:: Input material ::
= = = =

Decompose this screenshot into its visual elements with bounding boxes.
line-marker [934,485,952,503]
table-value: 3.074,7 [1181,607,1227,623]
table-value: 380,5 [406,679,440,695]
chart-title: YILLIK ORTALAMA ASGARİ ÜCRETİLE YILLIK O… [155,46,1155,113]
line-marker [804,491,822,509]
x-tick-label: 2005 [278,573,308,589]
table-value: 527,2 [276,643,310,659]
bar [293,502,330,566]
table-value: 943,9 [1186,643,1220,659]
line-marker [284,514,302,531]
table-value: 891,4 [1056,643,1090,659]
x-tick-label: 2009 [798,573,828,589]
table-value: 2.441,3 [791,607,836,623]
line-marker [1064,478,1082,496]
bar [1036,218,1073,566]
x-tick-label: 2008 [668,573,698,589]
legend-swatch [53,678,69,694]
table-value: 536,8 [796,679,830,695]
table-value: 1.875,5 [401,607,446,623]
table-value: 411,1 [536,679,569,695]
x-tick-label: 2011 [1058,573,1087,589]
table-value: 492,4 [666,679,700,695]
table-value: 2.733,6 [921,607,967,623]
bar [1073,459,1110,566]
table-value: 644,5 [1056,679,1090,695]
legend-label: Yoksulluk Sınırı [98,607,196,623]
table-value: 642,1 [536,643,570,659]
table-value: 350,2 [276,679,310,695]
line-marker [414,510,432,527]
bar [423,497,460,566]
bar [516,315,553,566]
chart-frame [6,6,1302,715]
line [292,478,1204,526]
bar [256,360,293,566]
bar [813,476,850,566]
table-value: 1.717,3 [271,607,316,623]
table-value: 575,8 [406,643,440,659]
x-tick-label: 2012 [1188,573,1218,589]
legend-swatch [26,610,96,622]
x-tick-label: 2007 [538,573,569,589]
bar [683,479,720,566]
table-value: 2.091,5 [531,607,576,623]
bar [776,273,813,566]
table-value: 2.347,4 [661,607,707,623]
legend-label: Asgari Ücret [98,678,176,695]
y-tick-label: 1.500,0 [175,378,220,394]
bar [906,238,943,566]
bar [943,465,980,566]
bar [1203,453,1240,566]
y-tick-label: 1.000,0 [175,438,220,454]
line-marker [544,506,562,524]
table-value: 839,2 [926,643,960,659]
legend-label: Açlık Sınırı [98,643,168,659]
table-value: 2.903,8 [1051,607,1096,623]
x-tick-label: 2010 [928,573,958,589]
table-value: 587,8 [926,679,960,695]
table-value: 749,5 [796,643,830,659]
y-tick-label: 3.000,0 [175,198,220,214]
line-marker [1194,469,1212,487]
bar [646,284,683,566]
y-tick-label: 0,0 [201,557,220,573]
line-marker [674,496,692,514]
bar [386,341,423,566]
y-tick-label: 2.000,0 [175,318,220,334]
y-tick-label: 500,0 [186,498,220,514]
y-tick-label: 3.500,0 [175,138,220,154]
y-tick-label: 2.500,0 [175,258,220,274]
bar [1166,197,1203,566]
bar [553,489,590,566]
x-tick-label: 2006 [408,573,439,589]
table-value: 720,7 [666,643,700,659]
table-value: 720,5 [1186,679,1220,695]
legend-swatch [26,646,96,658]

= = = =

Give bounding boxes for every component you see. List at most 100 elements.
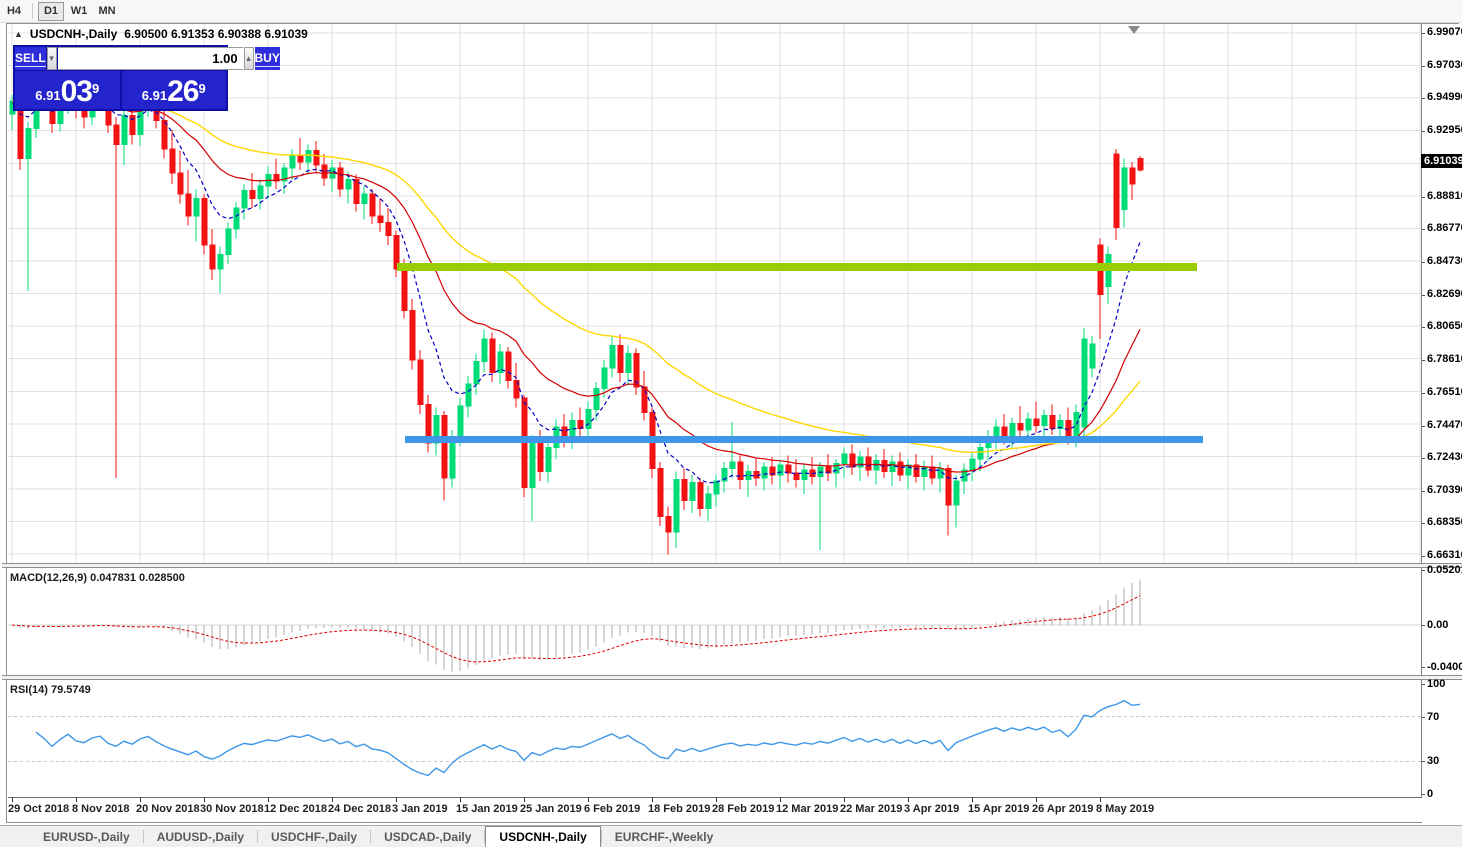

= = = =

:: Goal of the exercise ::
Please copy the entries word for word, starting at the line containing "Decompose this screenshot" and ending at the line containing "table-value: 1.875,5 [401,607,446,623]", with both of those lines included.

:: Answer in full ::
Decompose this screenshot into its visual elements with bounding boxes.
line-marker [934,485,952,503]
table-value: 3.074,7 [1181,607,1227,623]
table-value: 380,5 [406,679,440,695]
chart-title: YILLIK ORTALAMA ASGARİ ÜCRETİLE YILLIK O… [155,46,1155,113]
line-marker [804,491,822,509]
x-tick-label: 2005 [278,573,308,589]
table-value: 527,2 [276,643,310,659]
bar [293,502,330,566]
table-value: 943,9 [1186,643,1220,659]
line-marker [284,514,302,531]
table-value: 891,4 [1056,643,1090,659]
x-tick-label: 2009 [798,573,828,589]
table-value: 2.441,3 [791,607,836,623]
line-marker [1064,478,1082,496]
bar [1036,218,1073,566]
x-tick-label: 2008 [668,573,698,589]
legend-swatch [53,678,69,694]
table-value: 536,8 [796,679,830,695]
table-value: 1.875,5 [401,607,446,623]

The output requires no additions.